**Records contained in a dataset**

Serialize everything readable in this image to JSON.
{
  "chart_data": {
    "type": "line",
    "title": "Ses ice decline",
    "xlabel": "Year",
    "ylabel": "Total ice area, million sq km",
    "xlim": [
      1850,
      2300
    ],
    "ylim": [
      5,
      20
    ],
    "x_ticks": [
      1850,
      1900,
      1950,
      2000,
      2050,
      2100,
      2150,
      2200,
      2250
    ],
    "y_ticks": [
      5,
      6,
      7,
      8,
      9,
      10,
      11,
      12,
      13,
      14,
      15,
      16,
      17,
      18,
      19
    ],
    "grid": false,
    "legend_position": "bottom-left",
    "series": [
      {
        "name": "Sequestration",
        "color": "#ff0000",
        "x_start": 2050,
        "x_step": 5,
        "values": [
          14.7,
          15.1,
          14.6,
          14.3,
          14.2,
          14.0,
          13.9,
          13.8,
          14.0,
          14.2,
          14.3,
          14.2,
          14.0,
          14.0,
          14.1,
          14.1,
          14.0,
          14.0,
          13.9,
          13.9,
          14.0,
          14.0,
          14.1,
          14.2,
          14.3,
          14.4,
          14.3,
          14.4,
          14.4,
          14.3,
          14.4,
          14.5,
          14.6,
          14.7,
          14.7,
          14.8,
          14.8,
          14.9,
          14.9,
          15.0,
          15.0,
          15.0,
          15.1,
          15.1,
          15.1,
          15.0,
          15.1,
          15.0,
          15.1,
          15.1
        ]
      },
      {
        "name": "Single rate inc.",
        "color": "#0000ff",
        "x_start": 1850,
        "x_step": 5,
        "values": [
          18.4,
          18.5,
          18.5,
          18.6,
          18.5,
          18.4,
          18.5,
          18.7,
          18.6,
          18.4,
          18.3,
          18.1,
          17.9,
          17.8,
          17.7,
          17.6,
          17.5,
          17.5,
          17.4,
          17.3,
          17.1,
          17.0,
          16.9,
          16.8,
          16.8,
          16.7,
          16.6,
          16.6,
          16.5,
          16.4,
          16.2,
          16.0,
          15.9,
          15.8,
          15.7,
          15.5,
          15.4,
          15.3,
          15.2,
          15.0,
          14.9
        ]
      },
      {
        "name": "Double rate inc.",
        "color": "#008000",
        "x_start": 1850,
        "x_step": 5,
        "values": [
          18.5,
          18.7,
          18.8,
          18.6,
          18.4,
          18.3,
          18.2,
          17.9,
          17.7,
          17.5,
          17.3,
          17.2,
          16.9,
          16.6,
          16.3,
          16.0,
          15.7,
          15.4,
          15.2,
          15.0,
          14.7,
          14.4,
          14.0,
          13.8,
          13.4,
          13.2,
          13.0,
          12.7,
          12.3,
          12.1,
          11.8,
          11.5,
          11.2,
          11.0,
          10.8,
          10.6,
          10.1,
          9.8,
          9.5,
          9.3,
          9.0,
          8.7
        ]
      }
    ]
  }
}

**Exercise prompt**
Return each line where "color" shows up.

**Solution**
        "color": "#ff0000",
        "color": "#0000ff",
        "color": "#008000",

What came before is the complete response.